-- START OF Provided entries --

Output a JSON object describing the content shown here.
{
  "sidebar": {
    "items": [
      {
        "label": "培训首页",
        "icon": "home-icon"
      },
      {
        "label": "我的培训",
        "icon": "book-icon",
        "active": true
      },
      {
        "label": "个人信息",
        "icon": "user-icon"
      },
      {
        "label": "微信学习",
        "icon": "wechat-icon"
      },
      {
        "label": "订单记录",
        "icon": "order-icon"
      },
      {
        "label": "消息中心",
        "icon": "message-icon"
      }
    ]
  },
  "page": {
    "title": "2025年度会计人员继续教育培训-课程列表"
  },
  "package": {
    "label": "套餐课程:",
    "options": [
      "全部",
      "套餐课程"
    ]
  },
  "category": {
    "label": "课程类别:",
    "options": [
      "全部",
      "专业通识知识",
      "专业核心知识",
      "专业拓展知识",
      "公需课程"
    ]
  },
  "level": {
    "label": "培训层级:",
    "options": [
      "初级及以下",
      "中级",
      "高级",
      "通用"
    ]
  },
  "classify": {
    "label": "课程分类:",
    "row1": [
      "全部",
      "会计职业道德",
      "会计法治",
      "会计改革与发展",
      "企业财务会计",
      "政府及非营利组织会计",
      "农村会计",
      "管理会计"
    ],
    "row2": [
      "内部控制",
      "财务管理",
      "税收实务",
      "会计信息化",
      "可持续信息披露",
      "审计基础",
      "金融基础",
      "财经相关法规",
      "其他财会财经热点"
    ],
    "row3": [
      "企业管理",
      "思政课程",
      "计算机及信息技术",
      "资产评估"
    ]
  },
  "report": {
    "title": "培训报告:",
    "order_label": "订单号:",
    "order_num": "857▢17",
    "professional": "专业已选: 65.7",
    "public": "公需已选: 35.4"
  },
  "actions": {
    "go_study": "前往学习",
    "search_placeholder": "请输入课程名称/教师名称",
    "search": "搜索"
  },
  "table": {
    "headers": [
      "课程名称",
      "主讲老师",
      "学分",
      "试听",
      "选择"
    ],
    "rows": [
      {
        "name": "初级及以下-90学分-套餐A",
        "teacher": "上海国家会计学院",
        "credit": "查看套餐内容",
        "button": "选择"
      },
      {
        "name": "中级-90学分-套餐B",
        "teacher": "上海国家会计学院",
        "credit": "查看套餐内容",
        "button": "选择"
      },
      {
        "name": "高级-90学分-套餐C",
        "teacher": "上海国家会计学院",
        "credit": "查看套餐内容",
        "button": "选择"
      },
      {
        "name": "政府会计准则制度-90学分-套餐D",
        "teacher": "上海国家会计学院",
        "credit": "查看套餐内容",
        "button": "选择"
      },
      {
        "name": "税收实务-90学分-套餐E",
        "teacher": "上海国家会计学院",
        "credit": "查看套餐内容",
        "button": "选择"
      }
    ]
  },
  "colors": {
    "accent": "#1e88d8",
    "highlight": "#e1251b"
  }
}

-- END OF Provided entries --

__What is expected__. Everything in the listing above should be restated exactly.

__Exercise answer__.
Output a JSON object describing the content shown here.
{
  "sidebar": {
    "items": [
      {
        "label": "培训首页",
        "icon": "home-icon"
      },
      {
        "label": "我的培训",
        "icon": "book-icon",
        "active": true
      },
      {
        "label": "个人信息",
        "icon": "user-icon"
      },
      {
        "label": "微信学习",
        "icon": "wechat-icon"
      },
      {
        "label": "订单记录",
        "icon": "order-icon"
      },
      {
        "label": "消息中心",
        "icon": "message-icon"
      }
    ]
  },
  "page": {
    "title": "2025年度会计人员继续教育培训-课程列表"
  },
  "package": {
    "label": "套餐课程:",
    "options": [
      "全部",
      "套餐课程"
    ]
  },
  "category": {
    "label": "课程类别:",
    "options": [
      "全部",
      "专业通识知识",
      "专业核心知识",
      "专业拓展知识",
      "公需课程"
    ]
  },
  "level": {
    "label": "培训层级:",
    "options": [
      "初级及以下",
      "中级",
      "高级",
      "通用"
    ]
  },
  "classify": {
    "label": "课程分类:",
    "row1": [
      "全部",
      "会计职业道德",
      "会计法治",
      "会计改革与发展",
      "企业财务会计",
      "政府及非营利组织会计",
      "农村会计",
      "管理会计"
    ],
    "row2": [
      "内部控制",
      "财务管理",
      "税收实务",
      "会计信息化",
      "可持续信息披露",
      "审计基础",
      "金融基础",
      "财经相关法规",
      "其他财会财经热点"
    ],
    "row3": [
      "企业管理",
      "思政课程",
      "计算机及信息技术",
      "资产评估"
    ]
  },
  "report": {
    "title": "培训报告:",
    "order_label": "订单号:",
    "order_num": "857▢17",
    "professional": "专业已选: 65.7",
    "public": "公需已选: 35.4"
  },
  "actions": {
    "go_study": "前往学习",
    "search_placeholder": "请输入课程名称/教师名称",
    "search": "搜索"
  },
  "table": {
    "headers": [
      "课程名称",
      "主讲老师",
      "学分",
      "试听",
      "选择"
    ],
    "rows": [
      {
        "name": "初级及以下-90学分-套餐A",
        "teacher": "上海国家会计学院",
        "credit": "查看套餐内容",
        "button": "选择"
      },
      {
        "name": "中级-90学分-套餐B",
        "teacher": "上海国家会计学院",
        "credit": "查看套餐内容",
        "button": "选择"
      },
      {
        "name": "高级-90学分-套餐C",
        "teacher": "上海国家会计学院",
        "credit": "查看套餐内容",
        "button": "选择"
      },
      {
        "name": "政府会计准则制度-90学分-套餐D",
        "teacher": "上海国家会计学院",
        "credit": "查看套餐内容",
        "button": "选择"
      },
      {
        "name": "税收实务-90学分-套餐E",
        "teacher": "上海国家会计学院",
        "credit": "查看套餐内容",
        "button": "选择"
      }
    ]
  },
  "colors": {
    "accent": "#1e88d8",
    "highlight": "#e1251b"
  }
}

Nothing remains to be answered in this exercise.